───── Records to process
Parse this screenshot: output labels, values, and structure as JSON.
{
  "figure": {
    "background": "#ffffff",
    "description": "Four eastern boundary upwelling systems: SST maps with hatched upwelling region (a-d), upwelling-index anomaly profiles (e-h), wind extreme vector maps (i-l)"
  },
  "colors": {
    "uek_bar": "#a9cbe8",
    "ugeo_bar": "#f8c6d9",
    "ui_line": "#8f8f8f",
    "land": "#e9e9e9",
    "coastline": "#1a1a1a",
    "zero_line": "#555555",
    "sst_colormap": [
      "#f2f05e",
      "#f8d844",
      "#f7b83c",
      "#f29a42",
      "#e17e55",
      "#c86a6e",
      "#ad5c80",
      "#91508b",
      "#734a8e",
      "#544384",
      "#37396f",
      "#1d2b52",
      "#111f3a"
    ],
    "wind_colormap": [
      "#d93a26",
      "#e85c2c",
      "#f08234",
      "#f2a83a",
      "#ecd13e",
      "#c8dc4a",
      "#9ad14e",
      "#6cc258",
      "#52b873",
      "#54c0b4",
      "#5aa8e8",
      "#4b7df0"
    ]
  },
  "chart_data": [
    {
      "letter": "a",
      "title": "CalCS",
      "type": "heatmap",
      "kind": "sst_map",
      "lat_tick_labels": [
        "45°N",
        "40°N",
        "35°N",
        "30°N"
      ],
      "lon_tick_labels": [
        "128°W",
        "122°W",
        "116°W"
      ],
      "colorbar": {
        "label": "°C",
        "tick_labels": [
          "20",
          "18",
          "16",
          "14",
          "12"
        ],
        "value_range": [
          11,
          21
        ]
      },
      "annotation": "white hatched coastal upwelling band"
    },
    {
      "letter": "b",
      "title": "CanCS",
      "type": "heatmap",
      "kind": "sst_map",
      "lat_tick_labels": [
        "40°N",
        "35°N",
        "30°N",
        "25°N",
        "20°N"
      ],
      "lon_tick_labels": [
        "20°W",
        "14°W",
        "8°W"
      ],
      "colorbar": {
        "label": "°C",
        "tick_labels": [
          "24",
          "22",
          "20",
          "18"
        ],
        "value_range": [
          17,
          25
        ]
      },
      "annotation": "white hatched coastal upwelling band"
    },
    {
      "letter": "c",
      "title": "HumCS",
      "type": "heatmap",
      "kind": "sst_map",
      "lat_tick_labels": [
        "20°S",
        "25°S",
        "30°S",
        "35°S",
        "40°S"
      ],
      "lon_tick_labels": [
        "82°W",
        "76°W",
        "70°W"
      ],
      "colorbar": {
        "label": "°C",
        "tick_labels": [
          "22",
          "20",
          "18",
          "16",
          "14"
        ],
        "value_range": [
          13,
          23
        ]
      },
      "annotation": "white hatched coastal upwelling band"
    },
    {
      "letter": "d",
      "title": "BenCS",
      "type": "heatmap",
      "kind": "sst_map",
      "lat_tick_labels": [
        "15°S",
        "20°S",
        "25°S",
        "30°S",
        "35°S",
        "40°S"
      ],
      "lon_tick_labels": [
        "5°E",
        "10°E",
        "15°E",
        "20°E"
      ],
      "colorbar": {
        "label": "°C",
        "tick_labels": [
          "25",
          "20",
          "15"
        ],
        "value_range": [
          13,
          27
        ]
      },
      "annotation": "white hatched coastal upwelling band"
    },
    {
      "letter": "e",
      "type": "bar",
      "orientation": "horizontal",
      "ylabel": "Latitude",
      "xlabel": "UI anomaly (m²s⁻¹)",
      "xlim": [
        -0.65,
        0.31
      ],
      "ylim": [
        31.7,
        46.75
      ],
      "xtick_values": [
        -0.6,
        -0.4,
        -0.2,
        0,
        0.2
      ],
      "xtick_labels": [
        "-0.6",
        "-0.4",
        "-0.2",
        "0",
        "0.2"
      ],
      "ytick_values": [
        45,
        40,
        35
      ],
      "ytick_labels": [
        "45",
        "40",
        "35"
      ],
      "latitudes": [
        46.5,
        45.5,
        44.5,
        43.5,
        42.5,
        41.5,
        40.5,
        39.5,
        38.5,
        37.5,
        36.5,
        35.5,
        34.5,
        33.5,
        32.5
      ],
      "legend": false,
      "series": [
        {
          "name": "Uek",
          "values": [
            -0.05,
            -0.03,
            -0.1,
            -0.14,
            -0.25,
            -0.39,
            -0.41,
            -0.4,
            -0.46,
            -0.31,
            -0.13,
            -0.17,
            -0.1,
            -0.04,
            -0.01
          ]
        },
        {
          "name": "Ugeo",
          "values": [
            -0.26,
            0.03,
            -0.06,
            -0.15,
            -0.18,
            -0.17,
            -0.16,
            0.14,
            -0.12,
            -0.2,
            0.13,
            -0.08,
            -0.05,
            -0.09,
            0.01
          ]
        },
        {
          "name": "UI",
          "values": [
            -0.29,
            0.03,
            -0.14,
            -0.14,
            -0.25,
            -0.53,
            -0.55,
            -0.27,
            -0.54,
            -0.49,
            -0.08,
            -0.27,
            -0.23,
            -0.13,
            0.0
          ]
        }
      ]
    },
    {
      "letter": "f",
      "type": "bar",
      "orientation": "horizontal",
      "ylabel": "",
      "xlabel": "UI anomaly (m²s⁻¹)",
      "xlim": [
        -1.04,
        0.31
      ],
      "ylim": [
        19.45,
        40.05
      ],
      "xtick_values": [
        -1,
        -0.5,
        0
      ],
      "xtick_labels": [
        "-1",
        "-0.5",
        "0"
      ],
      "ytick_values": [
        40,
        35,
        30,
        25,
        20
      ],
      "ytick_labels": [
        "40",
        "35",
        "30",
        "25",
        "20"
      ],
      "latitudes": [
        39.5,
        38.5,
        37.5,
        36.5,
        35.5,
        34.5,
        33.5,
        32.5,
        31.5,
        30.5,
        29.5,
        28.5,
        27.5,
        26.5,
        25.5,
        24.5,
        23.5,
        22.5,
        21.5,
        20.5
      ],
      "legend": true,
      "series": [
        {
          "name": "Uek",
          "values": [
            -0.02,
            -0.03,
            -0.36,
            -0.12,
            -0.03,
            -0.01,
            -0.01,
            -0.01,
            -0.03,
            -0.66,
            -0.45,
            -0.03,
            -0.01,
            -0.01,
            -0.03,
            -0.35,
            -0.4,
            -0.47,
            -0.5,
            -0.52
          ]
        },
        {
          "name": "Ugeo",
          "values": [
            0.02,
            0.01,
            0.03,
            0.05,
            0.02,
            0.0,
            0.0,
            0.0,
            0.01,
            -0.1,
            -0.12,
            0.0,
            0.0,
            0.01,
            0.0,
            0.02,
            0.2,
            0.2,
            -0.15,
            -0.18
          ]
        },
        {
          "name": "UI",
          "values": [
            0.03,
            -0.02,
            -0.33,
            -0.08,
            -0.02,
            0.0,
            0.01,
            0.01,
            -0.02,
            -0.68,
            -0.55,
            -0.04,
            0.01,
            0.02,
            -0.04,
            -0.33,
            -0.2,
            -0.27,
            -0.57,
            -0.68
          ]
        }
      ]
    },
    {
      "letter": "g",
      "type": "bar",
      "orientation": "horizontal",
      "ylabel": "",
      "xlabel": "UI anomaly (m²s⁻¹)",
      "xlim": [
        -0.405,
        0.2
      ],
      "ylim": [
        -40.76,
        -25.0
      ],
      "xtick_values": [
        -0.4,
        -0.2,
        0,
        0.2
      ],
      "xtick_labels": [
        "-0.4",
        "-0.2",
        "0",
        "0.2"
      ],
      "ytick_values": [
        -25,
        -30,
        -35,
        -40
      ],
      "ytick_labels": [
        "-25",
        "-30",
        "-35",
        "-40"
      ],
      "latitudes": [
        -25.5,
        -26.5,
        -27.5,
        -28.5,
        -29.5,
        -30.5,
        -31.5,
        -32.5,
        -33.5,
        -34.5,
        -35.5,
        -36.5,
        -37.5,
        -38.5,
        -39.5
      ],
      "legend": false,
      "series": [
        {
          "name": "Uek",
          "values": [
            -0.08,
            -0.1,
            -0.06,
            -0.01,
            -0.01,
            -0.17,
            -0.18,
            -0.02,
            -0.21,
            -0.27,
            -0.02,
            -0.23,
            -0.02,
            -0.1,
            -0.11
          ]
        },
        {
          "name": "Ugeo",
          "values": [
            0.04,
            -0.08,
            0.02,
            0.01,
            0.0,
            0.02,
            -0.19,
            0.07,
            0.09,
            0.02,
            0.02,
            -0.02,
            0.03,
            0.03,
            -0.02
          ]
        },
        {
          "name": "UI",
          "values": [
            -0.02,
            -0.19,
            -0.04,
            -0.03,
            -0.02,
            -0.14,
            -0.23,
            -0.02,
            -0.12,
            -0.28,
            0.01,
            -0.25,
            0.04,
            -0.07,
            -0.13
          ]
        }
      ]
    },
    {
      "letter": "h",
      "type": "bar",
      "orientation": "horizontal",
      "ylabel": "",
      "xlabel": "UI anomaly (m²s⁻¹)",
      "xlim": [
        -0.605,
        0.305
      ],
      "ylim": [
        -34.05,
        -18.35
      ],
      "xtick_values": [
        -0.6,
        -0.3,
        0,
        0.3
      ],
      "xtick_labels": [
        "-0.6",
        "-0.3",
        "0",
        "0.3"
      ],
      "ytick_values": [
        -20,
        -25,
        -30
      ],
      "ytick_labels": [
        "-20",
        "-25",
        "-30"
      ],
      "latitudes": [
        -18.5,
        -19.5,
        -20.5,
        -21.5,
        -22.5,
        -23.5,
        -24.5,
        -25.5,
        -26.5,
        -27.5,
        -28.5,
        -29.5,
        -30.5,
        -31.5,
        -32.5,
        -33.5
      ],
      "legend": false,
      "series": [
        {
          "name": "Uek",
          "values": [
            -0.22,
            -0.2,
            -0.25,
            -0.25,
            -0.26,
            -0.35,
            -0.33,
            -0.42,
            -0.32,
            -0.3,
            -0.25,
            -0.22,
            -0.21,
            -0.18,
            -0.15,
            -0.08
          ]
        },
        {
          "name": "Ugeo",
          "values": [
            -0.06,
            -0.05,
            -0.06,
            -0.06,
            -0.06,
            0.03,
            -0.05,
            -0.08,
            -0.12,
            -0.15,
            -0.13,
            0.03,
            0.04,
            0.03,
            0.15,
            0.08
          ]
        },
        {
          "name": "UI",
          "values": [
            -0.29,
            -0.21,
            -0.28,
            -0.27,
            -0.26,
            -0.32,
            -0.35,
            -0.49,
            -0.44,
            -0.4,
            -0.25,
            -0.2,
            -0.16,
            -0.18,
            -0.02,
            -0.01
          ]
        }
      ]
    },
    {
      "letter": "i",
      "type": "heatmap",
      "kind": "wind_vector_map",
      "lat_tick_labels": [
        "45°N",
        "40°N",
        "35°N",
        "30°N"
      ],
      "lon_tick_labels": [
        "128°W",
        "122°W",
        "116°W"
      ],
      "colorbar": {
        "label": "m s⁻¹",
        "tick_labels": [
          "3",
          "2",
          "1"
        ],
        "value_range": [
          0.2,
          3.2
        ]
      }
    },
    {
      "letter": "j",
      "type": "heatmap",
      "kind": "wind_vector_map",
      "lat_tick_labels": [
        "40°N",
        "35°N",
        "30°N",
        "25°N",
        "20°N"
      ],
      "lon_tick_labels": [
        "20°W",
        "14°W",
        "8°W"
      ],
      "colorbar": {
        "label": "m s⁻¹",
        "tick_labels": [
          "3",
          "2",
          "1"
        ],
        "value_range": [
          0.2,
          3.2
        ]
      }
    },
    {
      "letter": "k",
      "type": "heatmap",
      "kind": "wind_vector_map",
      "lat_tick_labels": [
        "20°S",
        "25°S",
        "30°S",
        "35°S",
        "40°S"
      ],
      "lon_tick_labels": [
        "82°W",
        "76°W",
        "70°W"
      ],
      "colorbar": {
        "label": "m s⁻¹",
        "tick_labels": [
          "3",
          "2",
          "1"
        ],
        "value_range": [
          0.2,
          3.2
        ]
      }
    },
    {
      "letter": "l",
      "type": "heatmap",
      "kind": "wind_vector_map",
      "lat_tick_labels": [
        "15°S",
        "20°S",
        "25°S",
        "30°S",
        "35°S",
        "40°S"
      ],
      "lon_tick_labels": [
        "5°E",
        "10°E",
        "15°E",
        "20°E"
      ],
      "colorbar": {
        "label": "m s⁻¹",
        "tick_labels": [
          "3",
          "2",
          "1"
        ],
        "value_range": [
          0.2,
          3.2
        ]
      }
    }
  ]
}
──────────
**Objective:** Note every line above where the string "letter" shows up, and copy those lines.

**The completed task:**
      "letter": "a",
      "letter": "b",
      "letter": "c",
      "letter": "d",
      "letter": "e",
      "letter": "f",
      "letter": "g",
      "letter": "h",
      "letter": "i",
      "letter": "j",
      "letter": "k",
      "letter": "l",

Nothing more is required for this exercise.